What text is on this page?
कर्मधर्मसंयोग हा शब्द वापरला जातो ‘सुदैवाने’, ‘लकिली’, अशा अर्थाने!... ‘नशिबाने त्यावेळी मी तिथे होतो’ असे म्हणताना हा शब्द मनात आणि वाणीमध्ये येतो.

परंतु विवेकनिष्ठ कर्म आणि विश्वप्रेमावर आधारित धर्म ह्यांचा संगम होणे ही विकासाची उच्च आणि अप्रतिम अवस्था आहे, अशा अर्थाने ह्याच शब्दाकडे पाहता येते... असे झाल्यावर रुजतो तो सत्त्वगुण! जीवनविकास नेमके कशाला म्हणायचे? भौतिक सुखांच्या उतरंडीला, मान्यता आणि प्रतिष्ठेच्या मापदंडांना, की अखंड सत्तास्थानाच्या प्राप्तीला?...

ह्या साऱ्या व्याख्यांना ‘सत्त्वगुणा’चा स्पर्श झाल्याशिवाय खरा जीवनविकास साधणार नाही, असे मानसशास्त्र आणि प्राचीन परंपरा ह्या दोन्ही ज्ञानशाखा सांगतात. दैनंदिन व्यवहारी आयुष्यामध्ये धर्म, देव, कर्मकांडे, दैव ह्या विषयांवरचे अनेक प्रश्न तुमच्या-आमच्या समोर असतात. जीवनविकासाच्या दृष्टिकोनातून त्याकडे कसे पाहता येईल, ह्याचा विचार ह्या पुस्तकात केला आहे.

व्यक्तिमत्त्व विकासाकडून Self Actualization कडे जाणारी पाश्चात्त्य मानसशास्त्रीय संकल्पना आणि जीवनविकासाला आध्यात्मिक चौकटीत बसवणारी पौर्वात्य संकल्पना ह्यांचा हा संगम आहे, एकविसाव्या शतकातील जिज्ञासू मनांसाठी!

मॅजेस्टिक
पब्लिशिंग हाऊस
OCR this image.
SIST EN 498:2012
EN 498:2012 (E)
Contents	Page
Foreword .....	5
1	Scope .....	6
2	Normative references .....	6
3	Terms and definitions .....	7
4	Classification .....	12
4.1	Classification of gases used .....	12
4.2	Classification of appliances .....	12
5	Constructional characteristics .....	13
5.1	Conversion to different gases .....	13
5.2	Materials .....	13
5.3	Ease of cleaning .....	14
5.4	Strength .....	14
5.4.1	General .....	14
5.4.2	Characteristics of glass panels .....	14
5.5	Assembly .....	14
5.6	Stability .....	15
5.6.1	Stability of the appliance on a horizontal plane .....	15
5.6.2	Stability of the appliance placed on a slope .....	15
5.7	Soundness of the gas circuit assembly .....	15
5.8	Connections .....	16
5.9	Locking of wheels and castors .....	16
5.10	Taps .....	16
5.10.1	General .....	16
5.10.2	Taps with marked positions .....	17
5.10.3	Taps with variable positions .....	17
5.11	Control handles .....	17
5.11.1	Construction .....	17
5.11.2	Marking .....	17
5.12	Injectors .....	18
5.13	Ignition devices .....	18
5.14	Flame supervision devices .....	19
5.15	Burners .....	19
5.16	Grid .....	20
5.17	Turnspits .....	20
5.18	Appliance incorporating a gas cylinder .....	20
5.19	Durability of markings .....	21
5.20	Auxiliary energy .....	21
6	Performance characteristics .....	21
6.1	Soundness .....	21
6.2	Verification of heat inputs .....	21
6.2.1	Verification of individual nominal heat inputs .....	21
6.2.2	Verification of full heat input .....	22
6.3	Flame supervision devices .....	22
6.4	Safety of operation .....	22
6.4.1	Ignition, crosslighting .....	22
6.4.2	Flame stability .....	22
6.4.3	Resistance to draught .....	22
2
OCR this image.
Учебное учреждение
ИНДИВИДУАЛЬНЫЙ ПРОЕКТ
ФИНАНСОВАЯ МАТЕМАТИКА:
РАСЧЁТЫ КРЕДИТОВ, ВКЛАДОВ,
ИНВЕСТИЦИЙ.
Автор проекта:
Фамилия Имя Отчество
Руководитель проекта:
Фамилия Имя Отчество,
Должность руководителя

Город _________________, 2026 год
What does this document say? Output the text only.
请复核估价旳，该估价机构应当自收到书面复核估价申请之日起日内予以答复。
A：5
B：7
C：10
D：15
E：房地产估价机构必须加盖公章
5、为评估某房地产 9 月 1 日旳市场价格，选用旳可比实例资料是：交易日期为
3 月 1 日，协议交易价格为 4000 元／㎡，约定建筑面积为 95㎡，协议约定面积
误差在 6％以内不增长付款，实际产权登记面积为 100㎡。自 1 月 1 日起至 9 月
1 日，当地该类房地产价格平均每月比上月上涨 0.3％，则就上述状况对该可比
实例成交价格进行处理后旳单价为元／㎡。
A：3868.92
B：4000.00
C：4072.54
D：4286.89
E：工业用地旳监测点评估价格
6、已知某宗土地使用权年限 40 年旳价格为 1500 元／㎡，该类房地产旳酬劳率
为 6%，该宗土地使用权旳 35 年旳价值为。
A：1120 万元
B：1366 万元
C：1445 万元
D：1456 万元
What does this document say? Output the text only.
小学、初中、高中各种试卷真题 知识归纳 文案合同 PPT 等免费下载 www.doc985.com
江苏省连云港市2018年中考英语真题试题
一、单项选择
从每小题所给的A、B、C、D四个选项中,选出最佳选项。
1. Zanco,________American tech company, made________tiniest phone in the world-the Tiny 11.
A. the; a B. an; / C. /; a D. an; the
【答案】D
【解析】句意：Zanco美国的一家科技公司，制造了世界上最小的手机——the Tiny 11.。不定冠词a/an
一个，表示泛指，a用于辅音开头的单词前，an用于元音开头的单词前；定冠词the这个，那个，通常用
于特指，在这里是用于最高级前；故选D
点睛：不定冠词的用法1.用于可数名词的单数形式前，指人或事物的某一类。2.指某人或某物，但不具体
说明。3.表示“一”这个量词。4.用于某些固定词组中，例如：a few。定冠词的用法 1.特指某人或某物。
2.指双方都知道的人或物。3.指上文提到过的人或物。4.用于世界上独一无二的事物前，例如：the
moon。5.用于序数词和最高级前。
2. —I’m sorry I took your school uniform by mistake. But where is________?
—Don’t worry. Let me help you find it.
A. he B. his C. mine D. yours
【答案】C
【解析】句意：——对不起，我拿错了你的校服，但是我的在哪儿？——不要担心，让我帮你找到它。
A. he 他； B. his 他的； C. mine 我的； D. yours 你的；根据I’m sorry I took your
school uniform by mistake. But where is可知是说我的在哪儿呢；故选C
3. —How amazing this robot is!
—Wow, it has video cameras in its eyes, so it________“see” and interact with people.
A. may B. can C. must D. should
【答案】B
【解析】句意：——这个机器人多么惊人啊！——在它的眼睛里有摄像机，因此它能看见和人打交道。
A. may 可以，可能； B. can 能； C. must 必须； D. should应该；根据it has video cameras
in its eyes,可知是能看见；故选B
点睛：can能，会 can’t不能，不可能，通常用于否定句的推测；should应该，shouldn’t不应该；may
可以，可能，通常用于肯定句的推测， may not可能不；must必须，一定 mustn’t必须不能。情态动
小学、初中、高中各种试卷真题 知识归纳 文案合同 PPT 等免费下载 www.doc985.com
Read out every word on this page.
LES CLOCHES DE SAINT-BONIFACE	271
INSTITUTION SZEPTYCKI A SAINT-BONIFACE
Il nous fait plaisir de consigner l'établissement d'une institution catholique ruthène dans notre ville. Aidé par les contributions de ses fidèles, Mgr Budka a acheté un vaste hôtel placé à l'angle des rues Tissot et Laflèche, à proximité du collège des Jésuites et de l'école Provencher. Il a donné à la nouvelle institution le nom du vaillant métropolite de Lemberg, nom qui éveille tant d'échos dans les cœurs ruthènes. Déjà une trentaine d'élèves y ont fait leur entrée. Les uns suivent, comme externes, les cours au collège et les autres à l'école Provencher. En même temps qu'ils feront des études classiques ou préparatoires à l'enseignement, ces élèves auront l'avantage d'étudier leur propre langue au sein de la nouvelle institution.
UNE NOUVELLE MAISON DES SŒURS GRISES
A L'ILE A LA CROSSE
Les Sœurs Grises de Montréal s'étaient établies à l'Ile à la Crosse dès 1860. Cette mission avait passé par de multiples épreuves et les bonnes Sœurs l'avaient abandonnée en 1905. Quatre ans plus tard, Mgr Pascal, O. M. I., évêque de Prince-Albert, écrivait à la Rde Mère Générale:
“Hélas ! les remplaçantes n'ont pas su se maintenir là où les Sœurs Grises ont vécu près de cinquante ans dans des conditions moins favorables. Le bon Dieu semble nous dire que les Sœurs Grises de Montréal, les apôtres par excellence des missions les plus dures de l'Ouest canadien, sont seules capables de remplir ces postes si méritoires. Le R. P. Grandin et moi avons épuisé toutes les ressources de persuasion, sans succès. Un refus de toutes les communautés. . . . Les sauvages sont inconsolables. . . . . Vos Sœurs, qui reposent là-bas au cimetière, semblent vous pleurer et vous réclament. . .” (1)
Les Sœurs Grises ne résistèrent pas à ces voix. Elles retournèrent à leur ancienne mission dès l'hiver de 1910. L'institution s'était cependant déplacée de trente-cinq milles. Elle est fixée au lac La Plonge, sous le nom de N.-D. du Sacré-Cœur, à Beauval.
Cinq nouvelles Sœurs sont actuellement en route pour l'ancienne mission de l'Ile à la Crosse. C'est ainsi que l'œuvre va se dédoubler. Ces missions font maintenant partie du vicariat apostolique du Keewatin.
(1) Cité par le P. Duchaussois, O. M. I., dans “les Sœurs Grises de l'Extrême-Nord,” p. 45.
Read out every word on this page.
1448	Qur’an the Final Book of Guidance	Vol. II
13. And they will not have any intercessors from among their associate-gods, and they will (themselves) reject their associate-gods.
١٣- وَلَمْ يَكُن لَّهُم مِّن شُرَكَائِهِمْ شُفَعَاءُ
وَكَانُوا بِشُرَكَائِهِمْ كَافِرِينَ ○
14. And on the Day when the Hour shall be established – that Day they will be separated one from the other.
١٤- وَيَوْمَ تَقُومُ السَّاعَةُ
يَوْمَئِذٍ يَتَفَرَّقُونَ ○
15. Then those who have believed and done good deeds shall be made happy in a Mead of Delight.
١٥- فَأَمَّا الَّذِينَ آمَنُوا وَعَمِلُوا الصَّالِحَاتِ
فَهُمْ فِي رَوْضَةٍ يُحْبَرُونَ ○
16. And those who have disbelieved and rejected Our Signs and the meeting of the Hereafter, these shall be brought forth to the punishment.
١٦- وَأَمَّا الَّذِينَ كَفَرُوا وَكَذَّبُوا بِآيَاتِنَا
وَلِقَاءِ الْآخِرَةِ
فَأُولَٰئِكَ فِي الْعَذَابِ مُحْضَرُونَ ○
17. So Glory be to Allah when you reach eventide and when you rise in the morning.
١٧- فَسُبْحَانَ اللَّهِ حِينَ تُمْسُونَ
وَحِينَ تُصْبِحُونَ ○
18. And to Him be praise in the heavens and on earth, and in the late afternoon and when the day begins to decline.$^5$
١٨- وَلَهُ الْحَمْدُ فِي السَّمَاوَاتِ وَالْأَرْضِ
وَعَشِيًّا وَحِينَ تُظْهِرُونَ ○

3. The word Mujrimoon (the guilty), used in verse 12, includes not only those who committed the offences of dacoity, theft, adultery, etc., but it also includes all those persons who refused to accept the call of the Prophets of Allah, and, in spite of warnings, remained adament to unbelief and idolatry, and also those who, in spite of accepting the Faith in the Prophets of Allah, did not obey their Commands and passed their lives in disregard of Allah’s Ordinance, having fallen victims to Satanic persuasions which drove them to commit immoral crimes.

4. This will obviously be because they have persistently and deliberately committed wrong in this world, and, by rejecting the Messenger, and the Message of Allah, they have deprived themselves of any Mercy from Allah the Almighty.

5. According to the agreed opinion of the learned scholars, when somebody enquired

..........

> _Written request_:
Copy out each line of the records where the string "Classification" appears.

> _Exercise solution_:
4	Classification .....	12
4.1	Classification of gases used .....	12
4.2	Classification of appliances .....	12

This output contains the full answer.